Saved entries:

## begin

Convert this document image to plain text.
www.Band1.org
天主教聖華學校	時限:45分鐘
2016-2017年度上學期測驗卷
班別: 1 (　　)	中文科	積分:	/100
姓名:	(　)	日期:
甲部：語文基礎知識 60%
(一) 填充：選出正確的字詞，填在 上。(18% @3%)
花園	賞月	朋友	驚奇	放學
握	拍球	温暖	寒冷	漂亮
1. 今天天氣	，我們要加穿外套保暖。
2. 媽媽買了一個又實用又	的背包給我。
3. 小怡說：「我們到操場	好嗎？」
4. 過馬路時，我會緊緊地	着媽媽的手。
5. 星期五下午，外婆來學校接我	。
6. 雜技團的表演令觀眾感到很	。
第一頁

## end

_WORK TO DO_: Reproduce each entry word for word.

_CORRECT OUTPUT_:
Convert this document image to plain text.
www.Band1.org
天主教聖華學校	時限:45分鐘
2016-2017年度上學期測驗卷
班別: 1 (　　)	中文科	積分:	/100
姓名:	(　)	日期:
甲部：語文基礎知識 60%
(一) 填充：選出正確的字詞，填在 上。(18% @3%)
花園	賞月	朋友	驚奇	放學
握	拍球	温暖	寒冷	漂亮
1. 今天天氣	，我們要加穿外套保暖。
2. 媽媽買了一個又實用又	的背包給我。
3. 小怡說：「我們到操場	好嗎？」
4. 過馬路時，我會緊緊地	着媽媽的手。
5. 星期五下午，外婆來學校接我	。
6. 雜技團的表演令觀眾感到很	。
第一頁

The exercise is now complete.